Jobs
A. In the passage describing the skeletal information determination device, which unit receives the detection result from the subject detection unit 104?
B. Resume the passage describing the skeletal information determination device, picking up after its final sentence.

The threshold setting unit 102 acquires the confidence thresholds for joints of the subject based on the joint information output from the joint information input unit 101, and sets the acquired confidence thresholds for joints as thresholds for use when the determination unit 106 makes a determination regarding skeletal estimation results of the subject.

The image input unit 103 accepts an input of an image that is to be subjected to state estimation. The image input unit 103 may read image data recorded on a recording medium such as a CD-ROM or a USB memory (Universal Serial Bus Memory). The image input unit 103 may also receive an image captured by a still camera or a video camera from that camera. The image input unit 103 may also receive image data from a network. The image input to the image input unit 103 may be a still image or a frame in a moving image. The image input unit 103 outputs the input image to the subject detection unit 104.

The subject detection unit 104 receives the image that was output by the image input unit 103. The subject detection unit 104 detects a subject in the input image. The subject detected by the subject detection unit 104 is a person, for example. The subject detection unit 104 outputs the detection result to the skeleton estimation unit 105.

The skeleton estimation unit 105 receives the detection result that was output by the subject detection unit 104. The skeleton estimation unit 105 estimates the positions of joints of the skeleton of the subject and confidence scores for the estimated positions based on the input detection result. The skeleton estimation unit 105 outputs the estimation results to the determination unit 106. The estimation results include information on the positions of joints of the skeleton of the subject and confidence scores for the estimated position.

The determination unit 106 receives the confidence thresholds for joints that were set by the threshold setting unit 102, and the estimation results that were output by the skeleton estimation unit 105. Based on the threshold values and the estimation results that were input, the determination unit 106 determines whether or not the skeletal information obtained from the input image is to be used for estimating the state of the subject.

FIG. 2 is a flowchart showing a flow of threshold setting processing of the skeletal information determination device 10 according to the first embodiment.

The joint information input unit 101 receives joint information (step S101). Specifically, the joint information input unit 101 accepts an input of important joints among the joints of the subject, a confidence threshold creq for the important joints, and a confidence threshold cmin for the specified joints. The joint information input unit 101 outputs the input joint information to the threshold setting unit 102. The threshold setting unit 102 sets confidence thresholds for joints based on the joint information that was output by the joint information input unit 101 (step S102).

FIGS. 3 and 4 are diagrams for describing an overview of processing of the threshold setting unit 102 in the first embodiment.

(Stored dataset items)
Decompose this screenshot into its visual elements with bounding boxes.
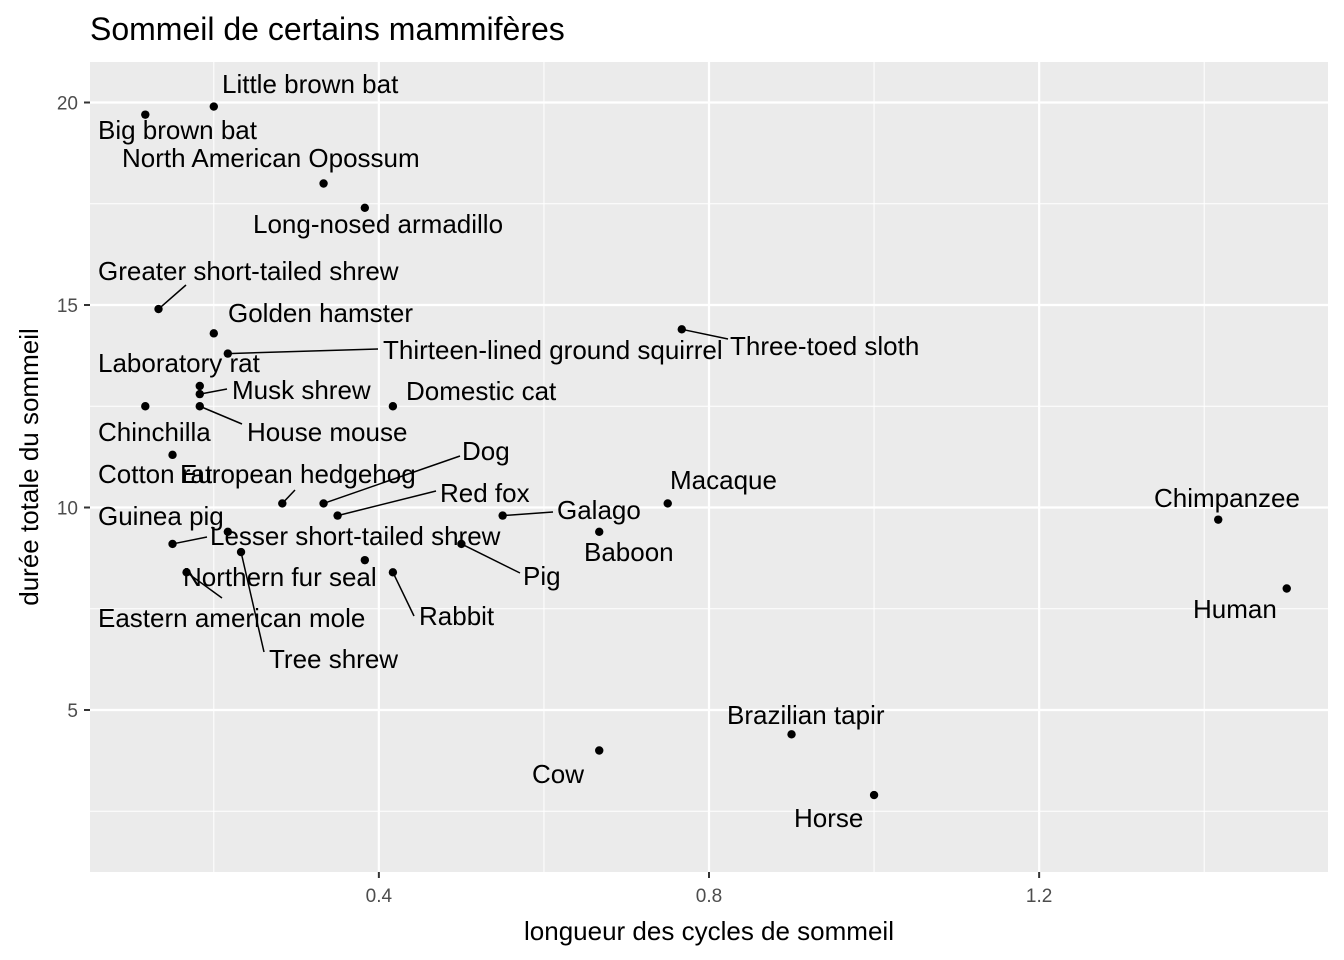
point-label: Musk shrew <box>232 375 371 405</box>
point-label: European hedgehog <box>180 459 416 489</box>
data-point <box>168 450 177 460</box>
label-leader-line <box>461 543 521 574</box>
label-leader-line <box>681 328 729 340</box>
data-point <box>388 402 398 411</box>
label-leader-line <box>199 388 228 395</box>
data-point <box>498 511 507 520</box>
x-axis-ticks: 0.4 0.8 1.2 <box>366 872 1052 907</box>
data-point <box>360 555 370 565</box>
data-point <box>209 329 218 338</box>
label-leader-line <box>240 551 265 653</box>
point-label: Thirteen-lined ground squirrel <box>383 335 723 365</box>
label-leader-lines <box>158 284 729 653</box>
data-points <box>141 102 1291 800</box>
label-leader-line <box>199 405 243 425</box>
point-label: Guinea pig <box>98 501 224 531</box>
data-point <box>236 547 246 557</box>
data-point <box>869 790 879 800</box>
gridlines <box>90 62 1328 872</box>
x-axis-title: longueur des cycles de sommeil <box>524 916 894 946</box>
data-point <box>595 746 604 755</box>
y-tick-label: 20 <box>57 94 78 115</box>
data-point <box>360 203 370 212</box>
y-tick-label: 10 <box>57 499 78 520</box>
point-label: Little brown bat <box>222 69 399 99</box>
point-label: Pig <box>523 561 561 591</box>
point-label: Eastern american mole <box>98 603 365 633</box>
chart-title: Sommeil de certains mammifères <box>90 11 565 47</box>
point-label: Tree shrew <box>269 644 398 674</box>
data-point <box>677 325 686 334</box>
data-point <box>168 539 177 549</box>
point-label: Rabbit <box>419 601 495 631</box>
y-tick-label: 5 <box>67 701 78 722</box>
label-leader-line <box>323 455 461 505</box>
label-leader-line <box>337 490 437 517</box>
data-point <box>787 730 796 739</box>
label-leader-line <box>186 571 223 599</box>
y-axis-title: durée totale du sommeil <box>14 328 44 605</box>
point-label: Macaque <box>670 465 777 495</box>
point-label: Domestic cat <box>406 376 557 406</box>
y-tick-label: 15 <box>57 296 78 317</box>
data-point <box>209 102 218 111</box>
data-point <box>195 381 204 391</box>
point-label: Chinchilla <box>98 417 211 447</box>
data-point <box>333 511 342 520</box>
data-point <box>141 110 150 119</box>
data-point <box>663 499 672 508</box>
point-label: Human <box>1193 594 1277 624</box>
data-point <box>141 402 150 411</box>
point-label: Red fox <box>440 478 530 508</box>
point-label: Laboratory rat <box>98 348 261 378</box>
data-point <box>319 499 328 508</box>
data-point <box>388 568 398 577</box>
point-label: Long-nosed armadillo <box>253 209 503 239</box>
point-label: House mouse <box>247 417 407 447</box>
label-leader-line <box>158 284 187 310</box>
point-label: Lesser short-tailed shrew <box>210 521 501 551</box>
data-point <box>154 304 163 314</box>
data-point <box>319 179 328 188</box>
data-point <box>1282 584 1291 593</box>
point-label: Cotton rat <box>98 459 213 489</box>
point-label: Golden hamster <box>228 298 413 328</box>
point-label: Galago <box>557 495 641 525</box>
label-leader-line <box>392 571 415 617</box>
data-point <box>182 568 191 577</box>
label-leader-line <box>227 348 379 355</box>
x-tick-label: 1.2 <box>1026 886 1052 907</box>
data-point <box>195 402 204 411</box>
point-label: Brazilian tapir <box>727 700 885 730</box>
point-label: Dog <box>462 436 510 466</box>
point-label: Northern fur seal <box>183 562 377 592</box>
data-point <box>195 389 204 399</box>
point-label: Big brown bat <box>98 115 258 145</box>
point-label: Baboon <box>584 537 674 567</box>
point-label: Greater short-tailed shrew <box>98 256 399 286</box>
y-axis-ticks: 5 10 15 20 <box>57 94 90 722</box>
data-point <box>223 527 233 536</box>
x-tick-label: 0.4 <box>366 886 393 907</box>
point-label: Chimpanzee <box>1154 483 1300 513</box>
data-point <box>595 527 604 536</box>
data-point <box>1214 515 1223 524</box>
point-label: Horse <box>794 803 863 833</box>
data-point <box>278 499 287 508</box>
label-leader-line <box>502 511 554 517</box>
x-tick-label: 0.8 <box>696 886 722 907</box>
point-label: Cow <box>532 759 584 789</box>
data-point <box>223 349 233 358</box>
data-point <box>457 539 466 549</box>
label-leader-line <box>172 536 208 545</box>
point-label: Three-toed sloth <box>730 331 919 361</box>
point-label: North American Opossum <box>122 143 420 173</box>
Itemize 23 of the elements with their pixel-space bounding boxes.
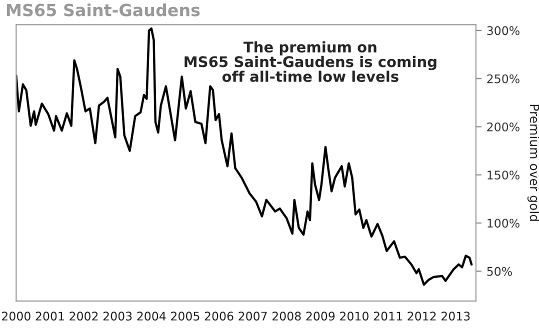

Responses by task
A. The skeleton estimation unit 105.

B.
As shown in FIG. 3, the joint points corresponding to important joints are n=1, 4, 7 and 8, and the joint points corresponding to arbitrary joints are n=2, 3, 5, 6, 9 to 11, and 12 to 14. Among the arbitrary joints, the joint points that correspond to specified joints are n=11 and 14. Then, the user inputs 0.9 as the confidence threshold creq for the important joints and 0.2 as the confidence threshold cmin for the specified joints. In this case, as shown in FIG. 4, the threshold setting unit 102 sets 0.9 as the confidence threshold creq for the joint points that correspond to important joints n=1, 4, 7 and 8, and sets 0.2 as the confidence threshold cmin for the joint points that correspond to specified joint points n=11 and 14.

When the above settings are made, the threshold setting unit 102 calculates and sets a threshold value for the joint points n=2, 3, 5, 6, 9, 10, 12 and 13 that correspond to other arbitrary joints for which no confidence threshold was set. The threshold values for the joint points n=2, 3, 5, 6, 9, 10, 12 and 13 corresponding to other arbitrary joints for which not confidence threshold was set are acquired by the threshold setting unit 102 based on the distance from important joints. For example, the threshold setting unit 102 acquires the threshold value by linear interpolation. The threshold setting unit 102 then sets the acquired threshold value for the joint points.

FIG. 5 is a flowchart showing a flow of determination processing of the skeletal information determination device 10 according to the first embodiment. FIG. 5 illustrates an example of the case where a moving image is input to the skeletal information determination device 10. Further, in FIG. 5, it is assumed that confidence thresholds have been set by the threshold setting unit 102.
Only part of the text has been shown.